** TASK GOAL **
Leave out the pictures and repeat everything else in the records exactly.

Recorded data:

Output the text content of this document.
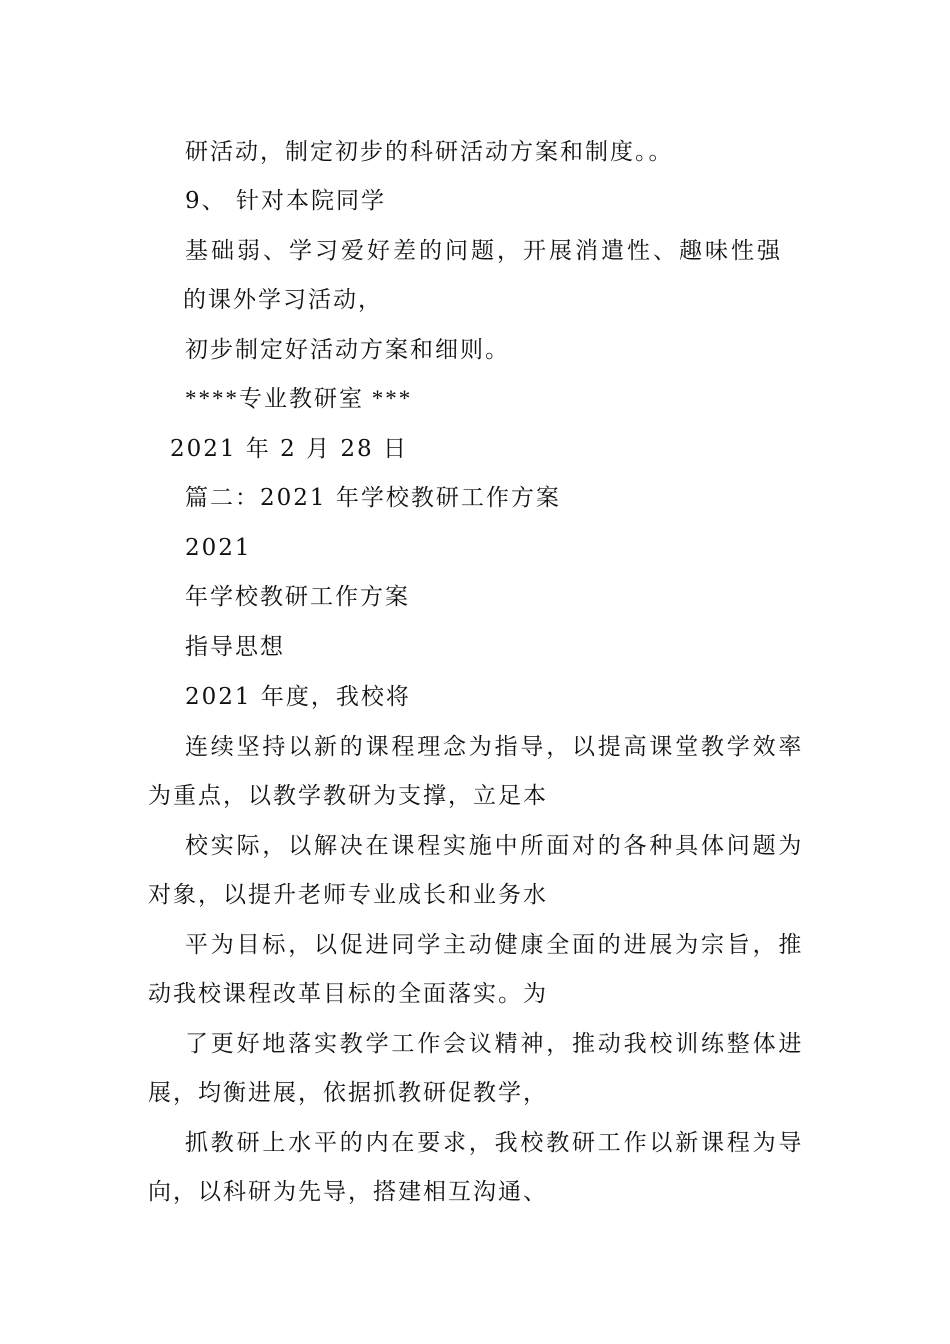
研活动，制定初步的科研活动方案和制度。。
9、 针对本院同学
基础弱、学习爱好差的问题，开展消遣性、趣味性强
的课外学习活动，
初步制定好活动方案和细则。
****专业教研室 ***
2021 年 2 月 28 日
篇二：2021 年学校教研工作方案
2021
年学校教研工作方案
指导思想
2021 年度，我校将
连续坚持以新的课程理念为指导，以提高课堂教学效率
为重点，以教学教研为支撑，立足本
校实际，以解决在课程实施中所面对的各种具体问题为
对象，以提升老师专业成长和业务水
平为目标，以促进同学主动健康全面的进展为宗旨，推
动我校课程改革目标的全面落实。为
了更好地落实教学工作会议精神，推动我校训练整体进
展，均衡进展，依据抓教研促教学，
抓教研上水平的内在要求，我校教研工作以新课程为导
向，以科研为先导，搭建相互沟通、
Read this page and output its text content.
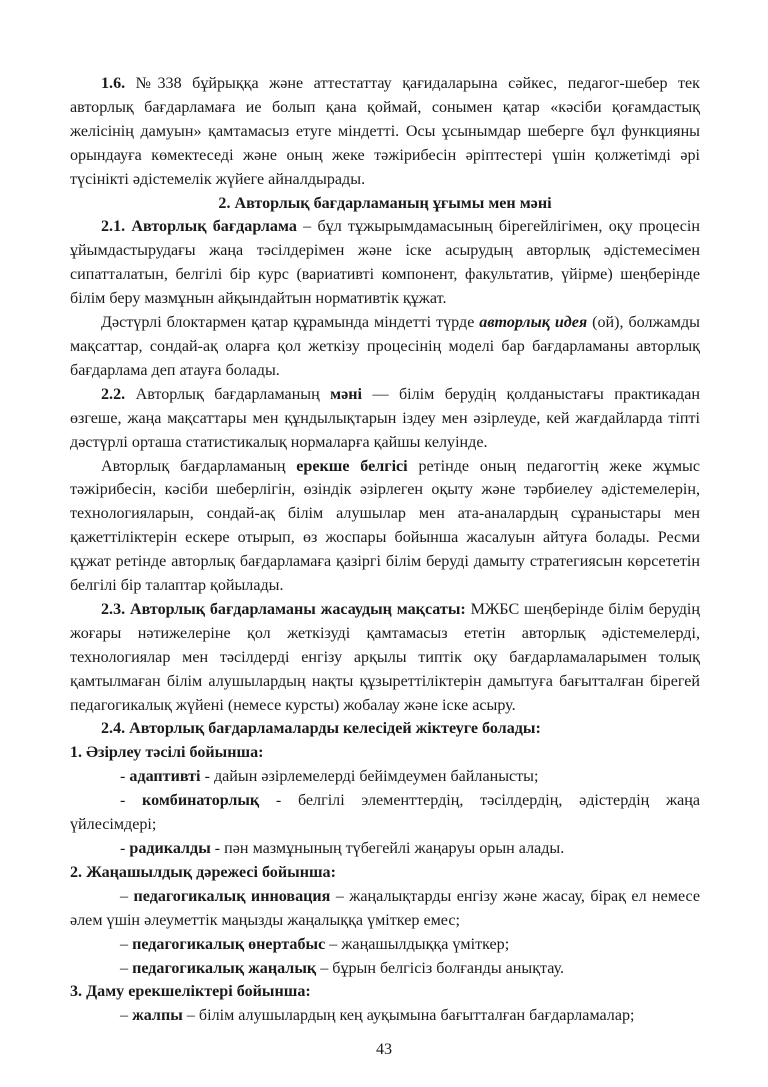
1.6. №338 бұйрыққа және аттестаттау қағидаларына сәйкес, педагог-шебер тек авторлық бағдарламаға ие болып қана қоймай, сонымен қатар «кәсіби қоғамдастық желісінің дамуын» қамтамасыз етуге міндетті. Осы ұсынымдар шеберге бұл функцияны орындауға көмектеседі және оның жеке тәжірибесін әріптестері үшін қолжетімді әрі түсінікті әдістемелік жүйеге айналдырады.

2. Авторлық бағдарламаның ұғымы мен мәні

2.1. Авторлық бағдарлама – бұл тұжырымдамасының бірегейлігімен, оқу процесін ұйымдастырудағы жаңа тәсілдерімен және іске асырудың авторлық әдістемесімен сипатталатын, белгілі бір курс (вариативті компонент, факультатив, үйірме) шеңберінде білім беру мазмұнын айқындайтын нормативтік құжат.

Дәстүрлі блоктармен қатар құрамында міндетті түрде авторлық идея (ой), болжамды мақсаттар, сондай-ақ оларға қол жеткізу процесінің моделі бар бағдарламаны авторлық бағдарлама деп атауға болады.

2.2. Авторлық бағдарламаның мәні — білім берудің қолданыстағы практикадан өзгеше, жаңа мақсаттары мен құндылықтарын іздеу мен әзірлеуде, кей жағдайларда тіпті дәстүрлі орташа статистикалық нормаларға қайшы келуінде.

Авторлық бағдарламаның ерекше белгісі ретінде оның педагогтің жеке жұмыс тәжірибесін, кәсіби шеберлігін, өзіндік әзірлеген оқыту және тәрбиелеу әдістемелерін, технологияларын, сондай-ақ білім алушылар мен ата-аналардың сұраныстары мен қажеттіліктерін ескере отырып, өз жоспары бойынша жасалуын айтуға болады. Ресми құжат ретінде авторлық бағдарламаға қазіргі білім беруді дамыту стратегиясын көрсететін белгілі бір талаптар қойылады.

2.3. Авторлық бағдарламаны жасаудың мақсаты: МЖБС шеңберінде білім берудің жоғары нәтижелеріне қол жеткізуді қамтамасыз ететін авторлық әдістемелерді, технологиялар мен тәсілдерді енгізу арқылы типтік оқу бағдарламаларымен толық қамтылмаған білім алушылардың нақты құзыреттіліктерін дамытуға бағытталған бірегей педагогикалық жүйені (немесе курсты) жобалау және іске асыру.

2.4. Авторлық бағдарламаларды келесідей жіктеуге болады:

1. Әзірлеу тәсілі бойынша:

- адаптивті - дайын әзірлемелерді бейімдеумен байланысты;

- комбинаторлық - белгілі элементтердің, тәсілдердің, әдістердің жаңа үйлесімдері;

- радикалды - пән мазмұнының түбегейлі жаңаруы орын алады.

2. Жаңашылдық дәрежесі бойынша:

– педагогикалық инновация – жаңалықтарды енгізу және жасау, бірақ ел немесе әлем үшін әлеуметтік маңызды жаңалыққа үміткер емес;

– педагогикалық өнертабыс – жаңашылдыққа үміткер;

– педагогикалық жаңалық – бұрын белгісіз болғанды анықтау.

3. Даму ерекшеліктері бойынша:

– жалпы – білім алушылардың кең ауқымына бағытталған бағдарламалар;

43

** EXERCISE SOLUTION **
Output the text content of this document.
研活动，制定初步的科研活动方案和制度。。
9、 针对本院同学
基础弱、学习爱好差的问题，开展消遣性、趣味性强
的课外学习活动，
初步制定好活动方案和细则。
****专业教研室 ***
2021 年 2 月 28 日
篇二：2021 年学校教研工作方案
2021
年学校教研工作方案
指导思想
2021 年度，我校将
连续坚持以新的课程理念为指导，以提高课堂教学效率
为重点，以教学教研为支撑，立足本
校实际，以解决在课程实施中所面对的各种具体问题为
对象，以提升老师专业成长和业务水
平为目标，以促进同学主动健康全面的进展为宗旨，推
动我校课程改革目标的全面落实。为
了更好地落实教学工作会议精神，推动我校训练整体进
展，均衡进展，依据抓教研促教学，
抓教研上水平的内在要求，我校教研工作以新课程为导
向，以科研为先导，搭建相互沟通、
Read this page and output its text content.
1.6. №338 бұйрыққа және аттестаттау қағидаларына сәйкес, педагог-шебер тек авторлық бағдарламаға ие болып қана қоймай, сонымен қатар «кәсіби қоғамдастық желісінің дамуын» қамтамасыз етуге міндетті. Осы ұсынымдар шеберге бұл функцияны орындауға көмектеседі және оның жеке тәжірибесін әріптестері үшін қолжетімді әрі түсінікті әдістемелік жүйеге айналдырады.

2. Авторлық бағдарламаның ұғымы мен мәні

2.1. Авторлық бағдарлама – бұл тұжырымдамасының бірегейлігімен, оқу процесін ұйымдастырудағы жаңа тәсілдерімен және іске асырудың авторлық әдістемесімен сипатталатын, белгілі бір курс (вариативті компонент, факультатив, үйірме) шеңберінде білім беру мазмұнын айқындайтын нормативтік құжат.

Дәстүрлі блоктармен қатар құрамында міндетті түрде авторлық идея (ой), болжамды мақсаттар, сондай-ақ оларға қол жеткізу процесінің моделі бар бағдарламаны авторлық бағдарлама деп атауға болады.

2.2. Авторлық бағдарламаның мәні — білім берудің қолданыстағы практикадан өзгеше, жаңа мақсаттары мен құндылықтарын іздеу мен әзірлеуде, кей жағдайларда тіпті дәстүрлі орташа статистикалық нормаларға қайшы келуінде.

Авторлық бағдарламаның ерекше белгісі ретінде оның педагогтің жеке жұмыс тәжірибесін, кәсіби шеберлігін, өзіндік әзірлеген оқыту және тәрбиелеу әдістемелерін, технологияларын, сондай-ақ білім алушылар мен ата-аналардың сұраныстары мен қажеттіліктерін ескере отырып, өз жоспары бойынша жасалуын айтуға болады. Ресми құжат ретінде авторлық бағдарламаға қазіргі білім беруді дамыту стратегиясын көрсететін белгілі бір талаптар қойылады.

2.3. Авторлық бағдарламаны жасаудың мақсаты: МЖБС шеңберінде білім берудің жоғары нәтижелеріне қол жеткізуді қамтамасыз ететін авторлық әдістемелерді, технологиялар мен тәсілдерді енгізу арқылы типтік оқу бағдарламаларымен толық қамтылмаған білім алушылардың нақты құзыреттіліктерін дамытуға бағытталған бірегей педагогикалық жүйені (немесе курсты) жобалау және іске асыру.

2.4. Авторлық бағдарламаларды келесідей жіктеуге болады:

1. Әзірлеу тәсілі бойынша:

- адаптивті - дайын әзірлемелерді бейімдеумен байланысты;

- комбинаторлық - белгілі элементтердің, тәсілдердің, әдістердің жаңа үйлесімдері;

- радикалды - пән мазмұнының түбегейлі жаңаруы орын алады.

2. Жаңашылдық дәрежесі бойынша:

– педагогикалық инновация – жаңалықтарды енгізу және жасау, бірақ ел немесе әлем үшін әлеуметтік маңызды жаңалыққа үміткер емес;

– педагогикалық өнертабыс – жаңашылдыққа үміткер;

– педагогикалық жаңалық – бұрын белгісіз болғанды анықтау.

3. Даму ерекшеліктері бойынша:

– жалпы – білім алушылардың кең ауқымына бағытталған бағдарламалар;

43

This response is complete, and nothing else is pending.